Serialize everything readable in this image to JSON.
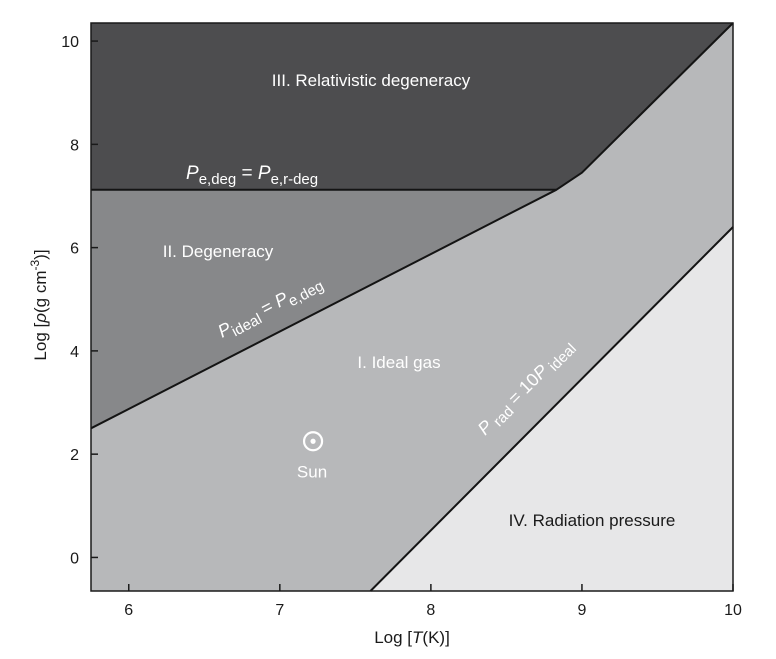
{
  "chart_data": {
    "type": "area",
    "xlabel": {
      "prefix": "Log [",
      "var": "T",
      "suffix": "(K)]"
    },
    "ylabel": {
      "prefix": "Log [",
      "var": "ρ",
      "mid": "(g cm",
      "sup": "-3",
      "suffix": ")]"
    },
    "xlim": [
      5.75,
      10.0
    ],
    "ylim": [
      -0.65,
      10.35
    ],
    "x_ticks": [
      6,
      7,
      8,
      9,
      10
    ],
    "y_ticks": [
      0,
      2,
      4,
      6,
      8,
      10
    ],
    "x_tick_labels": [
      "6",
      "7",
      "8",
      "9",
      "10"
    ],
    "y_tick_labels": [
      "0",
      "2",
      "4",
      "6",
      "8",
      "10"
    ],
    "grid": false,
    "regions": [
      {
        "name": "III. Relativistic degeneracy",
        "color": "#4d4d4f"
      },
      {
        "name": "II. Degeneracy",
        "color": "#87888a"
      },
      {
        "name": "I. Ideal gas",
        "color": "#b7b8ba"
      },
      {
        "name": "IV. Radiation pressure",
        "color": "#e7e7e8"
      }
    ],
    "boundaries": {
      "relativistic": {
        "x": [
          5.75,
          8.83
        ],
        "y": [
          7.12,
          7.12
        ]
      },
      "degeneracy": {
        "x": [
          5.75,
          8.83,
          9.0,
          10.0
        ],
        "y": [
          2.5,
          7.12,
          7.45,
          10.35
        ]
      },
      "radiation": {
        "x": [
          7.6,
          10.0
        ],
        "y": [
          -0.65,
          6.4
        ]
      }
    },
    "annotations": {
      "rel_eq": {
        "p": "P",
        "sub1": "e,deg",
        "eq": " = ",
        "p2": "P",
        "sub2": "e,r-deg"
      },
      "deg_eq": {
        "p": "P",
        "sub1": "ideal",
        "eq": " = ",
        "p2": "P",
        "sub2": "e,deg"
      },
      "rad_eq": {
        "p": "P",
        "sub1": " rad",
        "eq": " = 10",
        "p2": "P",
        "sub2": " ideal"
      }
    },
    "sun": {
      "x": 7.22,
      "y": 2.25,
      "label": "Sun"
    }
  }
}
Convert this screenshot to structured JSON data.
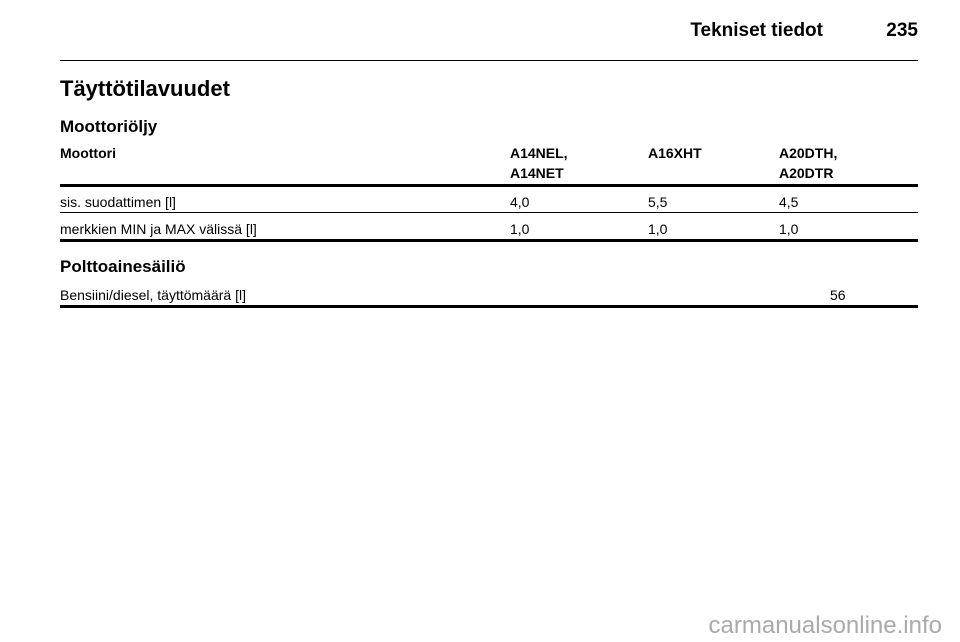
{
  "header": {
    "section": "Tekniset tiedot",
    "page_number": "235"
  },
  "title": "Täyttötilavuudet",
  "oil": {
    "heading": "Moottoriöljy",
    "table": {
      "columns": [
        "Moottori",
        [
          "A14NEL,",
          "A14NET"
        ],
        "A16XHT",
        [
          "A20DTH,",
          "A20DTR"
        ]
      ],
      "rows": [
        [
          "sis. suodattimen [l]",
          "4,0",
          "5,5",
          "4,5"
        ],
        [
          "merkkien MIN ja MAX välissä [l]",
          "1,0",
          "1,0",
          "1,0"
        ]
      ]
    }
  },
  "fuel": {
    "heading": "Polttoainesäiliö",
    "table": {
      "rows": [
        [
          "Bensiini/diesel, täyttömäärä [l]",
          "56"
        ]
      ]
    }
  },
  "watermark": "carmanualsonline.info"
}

——————————

Reply with one number only: how many lines of the listing hold "heading"?

2